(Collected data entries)

::::::::

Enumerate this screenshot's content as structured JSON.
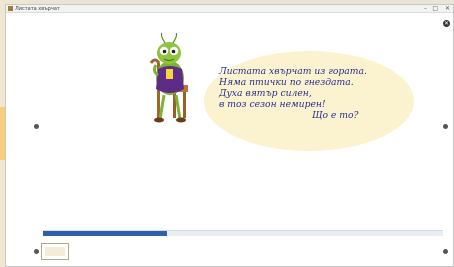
{
  "window": {
    "title": "Листата хвърчат",
    "controls": [
      "–",
      "□",
      "✕"
    ]
  },
  "poem": {
    "lines": [
      "Листата хвърчат из гората.",
      "Няма птички по гнездата.",
      "Духа вятър силен,",
      "в тоз сезон немирен!",
      "Що е то?"
    ]
  },
  "player": {
    "progress_fraction": 0.31
  },
  "icons": {
    "close": "close-icon",
    "prev": "previous-slide-icon",
    "next": "next-slide-icon"
  }
}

::::::::

• **Problem description**:
Transcribe the full listing above exactly as it stands, minus the pictures.

• **Exercise answer**:
Enumerate this screenshot's content as structured JSON.
{
  "window": {
    "title": "Листата хвърчат",
    "controls": [
      "–",
      "□",
      "✕"
    ]
  },
  "poem": {
    "lines": [
      "Листата хвърчат из гората.",
      "Няма птички по гнездата.",
      "Духа вятър силен,",
      "в тоз сезон немирен!",
      "Що е то?"
    ]
  },
  "player": {
    "progress_fraction": 0.31
  },
  "icons": {
    "close": "close-icon",
    "prev": "previous-slide-icon",
    "next": "next-slide-icon"
  }
}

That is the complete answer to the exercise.